═══ TEXTE À LIRE ═══

À Noël, j’ai eu une brève conversation avec un parent au sujet de la guerre en Ukraine. Il m’a demandé qui gagnerait et a été étonné quand j’ai dit : « L’Ukraine n’a aucune chance de gagner. » Cette personne lit certains sites d’information grand public allemands et regarde les chaînes de télévision publiques. Avec ces sources d’« informations », on lui a fait croire que l’Ukraine était en train de gagner la guerre.
On peut l’excuser puisqu’il n’a jamais été dans l’armée et qu’il n’est pas engagé politiquement. Mais il y a quelques chiffres de base qui permettaient de conclure dès le début que la Russie, un pays beaucoup plus grand, plus riche et plus industrialisé que l’Ukraine, avait clairement tous les avantages. Mon parent n’avait évidemment jamais eu cette pensée.
La propagande « occidentale » est encore assez forte. Cependant, comme je l’ai souligné en mars de l’année dernière, la propagande ne change pas une guerre et les mensonges ne permettent pas de la gagner. La population y croit de moins en moins.

═══

__CONSIGNE__
Traduisez en anglais cette phrase du texte à lire : « Cependant, comme je l’ai souligné en mars de l’année dernière, la propagande ne change pas une guerre et les mensonges ne permettent pas de la gagner. »

═══ EXTRAIT SOURCE ═══

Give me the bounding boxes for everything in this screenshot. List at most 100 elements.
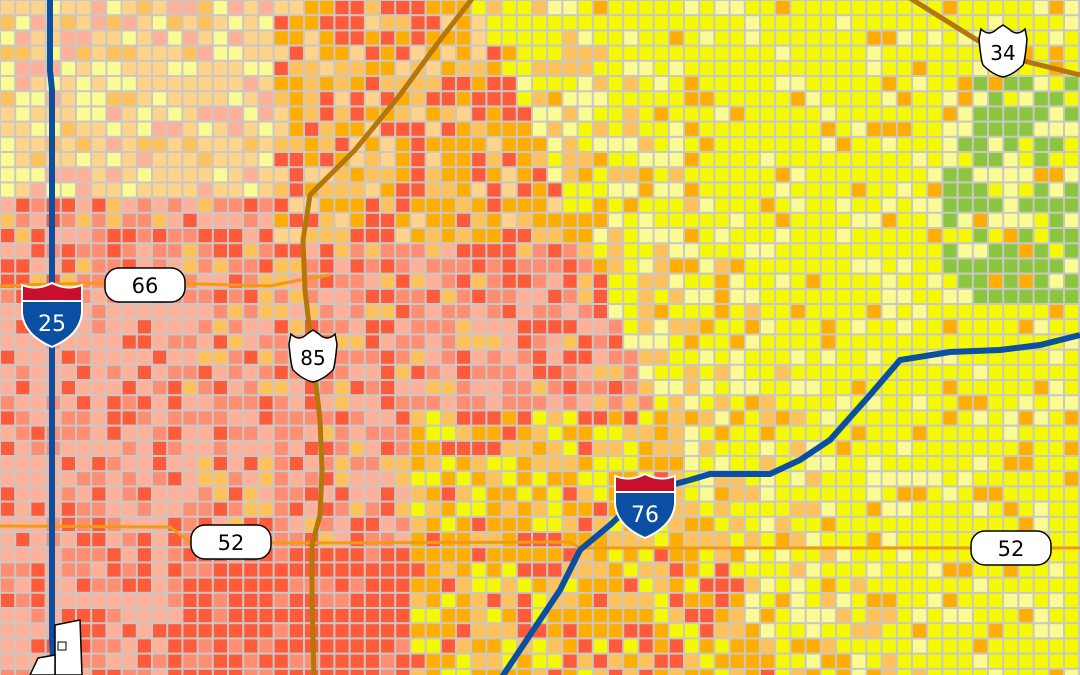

═══

__RÉPONSE__
However, as I pointed out in March of last year, propaganda does not change a war, and lies do not make it possible to win one.